_The exercise_
Identify the lines that contain the word "hosts", then copy them.

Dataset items
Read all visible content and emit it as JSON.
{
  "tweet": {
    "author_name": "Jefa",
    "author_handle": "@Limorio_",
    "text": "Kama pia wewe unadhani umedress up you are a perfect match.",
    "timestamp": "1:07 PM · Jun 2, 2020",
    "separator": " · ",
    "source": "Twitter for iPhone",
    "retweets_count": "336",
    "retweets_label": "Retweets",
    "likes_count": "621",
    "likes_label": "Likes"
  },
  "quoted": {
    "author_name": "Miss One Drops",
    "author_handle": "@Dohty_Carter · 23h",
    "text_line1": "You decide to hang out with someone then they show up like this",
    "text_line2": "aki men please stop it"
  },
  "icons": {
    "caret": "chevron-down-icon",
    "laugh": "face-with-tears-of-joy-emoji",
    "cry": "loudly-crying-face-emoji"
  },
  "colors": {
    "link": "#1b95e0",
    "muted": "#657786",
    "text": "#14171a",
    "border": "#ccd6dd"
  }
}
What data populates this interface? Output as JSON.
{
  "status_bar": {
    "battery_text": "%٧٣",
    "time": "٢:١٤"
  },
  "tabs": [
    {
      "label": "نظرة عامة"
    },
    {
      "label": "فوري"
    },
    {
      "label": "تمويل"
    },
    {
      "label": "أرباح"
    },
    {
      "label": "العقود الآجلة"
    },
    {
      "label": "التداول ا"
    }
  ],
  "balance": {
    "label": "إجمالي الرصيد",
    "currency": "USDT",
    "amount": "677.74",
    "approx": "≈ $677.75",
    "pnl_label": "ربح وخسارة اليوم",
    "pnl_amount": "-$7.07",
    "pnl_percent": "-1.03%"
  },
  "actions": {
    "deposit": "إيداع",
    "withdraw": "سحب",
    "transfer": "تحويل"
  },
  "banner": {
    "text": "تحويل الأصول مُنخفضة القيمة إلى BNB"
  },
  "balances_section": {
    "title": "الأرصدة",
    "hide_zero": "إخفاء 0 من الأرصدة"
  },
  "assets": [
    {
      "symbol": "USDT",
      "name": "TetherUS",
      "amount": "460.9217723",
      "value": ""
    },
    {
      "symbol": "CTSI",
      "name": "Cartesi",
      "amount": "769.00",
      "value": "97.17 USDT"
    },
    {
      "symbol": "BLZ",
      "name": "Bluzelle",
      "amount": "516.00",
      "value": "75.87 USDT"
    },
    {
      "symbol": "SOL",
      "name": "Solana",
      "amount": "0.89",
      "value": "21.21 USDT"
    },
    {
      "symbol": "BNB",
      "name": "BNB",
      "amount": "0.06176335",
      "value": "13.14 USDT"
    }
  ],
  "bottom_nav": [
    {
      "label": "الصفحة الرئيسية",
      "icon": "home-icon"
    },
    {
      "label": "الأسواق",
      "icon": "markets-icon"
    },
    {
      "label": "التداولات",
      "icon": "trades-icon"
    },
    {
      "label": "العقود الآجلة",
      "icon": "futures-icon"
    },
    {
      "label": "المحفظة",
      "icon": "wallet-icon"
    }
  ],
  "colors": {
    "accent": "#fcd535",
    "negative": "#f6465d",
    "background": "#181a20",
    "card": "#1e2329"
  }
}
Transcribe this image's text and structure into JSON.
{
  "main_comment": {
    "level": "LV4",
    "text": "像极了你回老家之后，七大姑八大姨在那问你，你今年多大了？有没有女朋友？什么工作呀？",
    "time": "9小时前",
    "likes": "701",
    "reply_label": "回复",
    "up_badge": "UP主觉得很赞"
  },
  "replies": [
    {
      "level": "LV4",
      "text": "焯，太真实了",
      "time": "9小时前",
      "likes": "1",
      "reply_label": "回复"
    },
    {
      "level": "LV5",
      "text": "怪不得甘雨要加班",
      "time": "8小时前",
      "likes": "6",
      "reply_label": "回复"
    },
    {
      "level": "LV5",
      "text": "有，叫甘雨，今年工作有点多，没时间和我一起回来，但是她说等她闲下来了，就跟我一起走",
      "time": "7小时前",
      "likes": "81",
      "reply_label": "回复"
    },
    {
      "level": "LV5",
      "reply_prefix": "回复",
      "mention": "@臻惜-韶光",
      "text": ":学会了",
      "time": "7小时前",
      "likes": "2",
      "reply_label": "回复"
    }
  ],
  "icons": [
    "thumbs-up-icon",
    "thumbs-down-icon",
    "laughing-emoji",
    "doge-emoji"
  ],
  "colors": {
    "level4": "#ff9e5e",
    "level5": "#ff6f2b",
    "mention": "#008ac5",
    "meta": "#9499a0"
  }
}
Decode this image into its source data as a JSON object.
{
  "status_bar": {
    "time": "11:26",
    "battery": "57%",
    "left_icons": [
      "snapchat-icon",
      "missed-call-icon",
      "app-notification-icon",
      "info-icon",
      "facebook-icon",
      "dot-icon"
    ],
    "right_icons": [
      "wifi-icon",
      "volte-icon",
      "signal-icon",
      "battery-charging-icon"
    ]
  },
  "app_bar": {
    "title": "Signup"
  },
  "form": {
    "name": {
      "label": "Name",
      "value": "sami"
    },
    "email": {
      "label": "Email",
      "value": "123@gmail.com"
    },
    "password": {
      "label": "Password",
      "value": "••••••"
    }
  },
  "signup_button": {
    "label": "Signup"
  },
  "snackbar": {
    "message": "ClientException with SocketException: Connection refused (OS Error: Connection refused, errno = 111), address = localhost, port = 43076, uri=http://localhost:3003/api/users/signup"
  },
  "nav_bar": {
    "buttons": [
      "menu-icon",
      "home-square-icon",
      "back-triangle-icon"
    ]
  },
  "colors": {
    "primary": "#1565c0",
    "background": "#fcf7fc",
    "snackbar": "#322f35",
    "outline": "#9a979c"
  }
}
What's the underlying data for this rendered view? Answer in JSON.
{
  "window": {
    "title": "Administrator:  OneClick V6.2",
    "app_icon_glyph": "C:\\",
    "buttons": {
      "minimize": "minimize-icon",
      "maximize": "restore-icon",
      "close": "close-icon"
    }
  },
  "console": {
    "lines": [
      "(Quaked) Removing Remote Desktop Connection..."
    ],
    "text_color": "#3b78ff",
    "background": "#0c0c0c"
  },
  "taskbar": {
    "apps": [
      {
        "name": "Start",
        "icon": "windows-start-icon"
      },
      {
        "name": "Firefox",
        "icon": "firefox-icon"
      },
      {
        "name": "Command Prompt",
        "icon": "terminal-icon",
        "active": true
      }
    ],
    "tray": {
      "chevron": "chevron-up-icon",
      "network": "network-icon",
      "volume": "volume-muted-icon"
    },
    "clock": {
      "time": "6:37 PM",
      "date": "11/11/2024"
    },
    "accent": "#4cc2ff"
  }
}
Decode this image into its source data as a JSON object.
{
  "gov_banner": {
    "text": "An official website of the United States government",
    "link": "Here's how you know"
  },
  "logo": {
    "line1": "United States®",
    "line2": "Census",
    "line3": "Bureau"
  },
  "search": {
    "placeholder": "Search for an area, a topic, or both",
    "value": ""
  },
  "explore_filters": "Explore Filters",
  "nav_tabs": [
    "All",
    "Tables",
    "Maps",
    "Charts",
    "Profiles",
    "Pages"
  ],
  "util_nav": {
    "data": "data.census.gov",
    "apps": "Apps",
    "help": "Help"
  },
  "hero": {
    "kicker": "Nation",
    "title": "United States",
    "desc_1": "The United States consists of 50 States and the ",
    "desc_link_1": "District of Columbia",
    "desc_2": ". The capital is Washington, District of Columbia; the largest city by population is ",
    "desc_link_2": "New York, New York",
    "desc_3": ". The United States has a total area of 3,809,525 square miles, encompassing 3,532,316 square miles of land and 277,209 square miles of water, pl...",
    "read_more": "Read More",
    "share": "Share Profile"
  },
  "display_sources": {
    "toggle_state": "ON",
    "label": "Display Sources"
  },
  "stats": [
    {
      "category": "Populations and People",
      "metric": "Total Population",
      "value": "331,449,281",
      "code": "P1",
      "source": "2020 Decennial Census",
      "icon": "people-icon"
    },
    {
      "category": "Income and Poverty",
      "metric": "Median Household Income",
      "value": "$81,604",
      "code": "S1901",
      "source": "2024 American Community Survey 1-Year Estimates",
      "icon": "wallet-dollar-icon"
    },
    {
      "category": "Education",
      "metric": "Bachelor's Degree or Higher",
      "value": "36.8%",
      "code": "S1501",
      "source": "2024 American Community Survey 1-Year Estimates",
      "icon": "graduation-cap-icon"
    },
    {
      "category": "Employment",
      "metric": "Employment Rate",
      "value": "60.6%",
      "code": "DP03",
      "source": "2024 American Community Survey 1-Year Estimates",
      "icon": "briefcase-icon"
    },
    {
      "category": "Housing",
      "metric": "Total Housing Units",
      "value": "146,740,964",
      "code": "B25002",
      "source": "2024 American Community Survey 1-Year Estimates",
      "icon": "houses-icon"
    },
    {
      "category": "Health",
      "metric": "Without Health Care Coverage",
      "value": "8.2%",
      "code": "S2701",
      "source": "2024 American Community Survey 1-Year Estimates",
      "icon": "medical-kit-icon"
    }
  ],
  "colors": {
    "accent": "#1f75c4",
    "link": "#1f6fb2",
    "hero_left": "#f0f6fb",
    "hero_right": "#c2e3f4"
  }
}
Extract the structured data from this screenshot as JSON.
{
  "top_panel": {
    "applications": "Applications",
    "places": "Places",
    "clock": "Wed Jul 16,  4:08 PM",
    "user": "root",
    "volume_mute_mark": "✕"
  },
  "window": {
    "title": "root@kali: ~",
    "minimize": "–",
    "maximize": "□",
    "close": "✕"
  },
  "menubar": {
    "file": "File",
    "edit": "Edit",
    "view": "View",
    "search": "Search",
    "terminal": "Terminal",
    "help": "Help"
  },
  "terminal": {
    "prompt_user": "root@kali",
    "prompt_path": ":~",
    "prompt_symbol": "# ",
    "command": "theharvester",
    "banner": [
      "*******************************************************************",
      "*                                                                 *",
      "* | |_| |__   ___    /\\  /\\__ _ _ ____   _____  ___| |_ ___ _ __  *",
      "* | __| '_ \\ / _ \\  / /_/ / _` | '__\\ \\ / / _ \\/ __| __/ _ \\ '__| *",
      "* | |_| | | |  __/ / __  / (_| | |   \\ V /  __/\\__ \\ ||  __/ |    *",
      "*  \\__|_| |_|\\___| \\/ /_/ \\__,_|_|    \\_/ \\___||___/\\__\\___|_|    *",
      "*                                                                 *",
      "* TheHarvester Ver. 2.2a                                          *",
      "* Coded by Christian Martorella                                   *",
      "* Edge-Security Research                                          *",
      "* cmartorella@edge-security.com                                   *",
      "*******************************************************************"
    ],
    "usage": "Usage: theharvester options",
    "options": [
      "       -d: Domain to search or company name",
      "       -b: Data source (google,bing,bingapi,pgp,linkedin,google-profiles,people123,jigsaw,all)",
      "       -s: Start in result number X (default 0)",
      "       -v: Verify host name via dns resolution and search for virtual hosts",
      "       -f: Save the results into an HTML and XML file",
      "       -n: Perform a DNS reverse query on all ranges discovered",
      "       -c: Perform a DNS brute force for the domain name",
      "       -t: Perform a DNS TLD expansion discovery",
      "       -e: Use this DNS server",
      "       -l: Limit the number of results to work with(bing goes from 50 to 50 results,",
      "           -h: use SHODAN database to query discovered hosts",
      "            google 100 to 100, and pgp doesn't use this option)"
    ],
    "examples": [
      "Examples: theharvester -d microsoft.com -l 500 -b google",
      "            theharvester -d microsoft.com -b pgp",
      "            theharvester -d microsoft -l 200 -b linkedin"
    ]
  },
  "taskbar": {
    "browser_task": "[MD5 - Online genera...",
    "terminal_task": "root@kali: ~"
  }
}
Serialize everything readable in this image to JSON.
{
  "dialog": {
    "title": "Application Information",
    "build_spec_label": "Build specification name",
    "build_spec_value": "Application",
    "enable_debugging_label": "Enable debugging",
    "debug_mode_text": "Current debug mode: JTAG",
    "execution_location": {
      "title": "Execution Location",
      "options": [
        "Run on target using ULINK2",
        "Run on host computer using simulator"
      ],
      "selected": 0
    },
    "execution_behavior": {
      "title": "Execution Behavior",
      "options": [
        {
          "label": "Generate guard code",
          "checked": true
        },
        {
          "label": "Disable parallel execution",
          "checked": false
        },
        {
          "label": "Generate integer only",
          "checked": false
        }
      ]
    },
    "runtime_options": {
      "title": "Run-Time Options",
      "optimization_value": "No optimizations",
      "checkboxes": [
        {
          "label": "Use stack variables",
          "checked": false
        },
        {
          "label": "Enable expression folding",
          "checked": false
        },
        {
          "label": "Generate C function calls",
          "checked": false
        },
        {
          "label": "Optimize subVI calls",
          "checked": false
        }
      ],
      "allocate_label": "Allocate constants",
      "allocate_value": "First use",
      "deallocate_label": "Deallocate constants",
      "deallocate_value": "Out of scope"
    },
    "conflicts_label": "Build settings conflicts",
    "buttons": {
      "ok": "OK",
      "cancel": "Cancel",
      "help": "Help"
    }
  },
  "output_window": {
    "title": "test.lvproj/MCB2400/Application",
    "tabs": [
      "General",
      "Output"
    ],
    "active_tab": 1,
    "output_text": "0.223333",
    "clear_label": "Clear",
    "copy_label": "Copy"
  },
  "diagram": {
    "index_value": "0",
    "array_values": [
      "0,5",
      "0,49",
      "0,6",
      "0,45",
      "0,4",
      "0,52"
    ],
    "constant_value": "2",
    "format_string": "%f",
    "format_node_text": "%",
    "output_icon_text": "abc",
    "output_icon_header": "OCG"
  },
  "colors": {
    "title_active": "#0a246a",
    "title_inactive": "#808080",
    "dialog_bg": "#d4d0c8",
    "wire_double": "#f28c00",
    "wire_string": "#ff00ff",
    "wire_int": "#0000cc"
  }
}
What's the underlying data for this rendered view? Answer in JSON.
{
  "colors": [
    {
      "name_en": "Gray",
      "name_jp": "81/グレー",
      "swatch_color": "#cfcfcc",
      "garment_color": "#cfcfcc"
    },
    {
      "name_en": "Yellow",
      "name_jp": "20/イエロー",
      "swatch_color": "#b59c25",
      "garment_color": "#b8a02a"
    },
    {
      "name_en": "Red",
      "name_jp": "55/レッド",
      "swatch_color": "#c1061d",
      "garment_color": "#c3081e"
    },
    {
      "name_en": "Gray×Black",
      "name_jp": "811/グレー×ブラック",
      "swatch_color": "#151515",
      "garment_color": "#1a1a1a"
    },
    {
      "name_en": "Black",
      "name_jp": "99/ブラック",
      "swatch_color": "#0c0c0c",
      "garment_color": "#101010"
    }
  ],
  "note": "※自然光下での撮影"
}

_Output of the exercise_
      "       -v: Verify host name via dns resolution and search for virtual hosts",
      "           -h: use SHODAN database to query discovered hosts",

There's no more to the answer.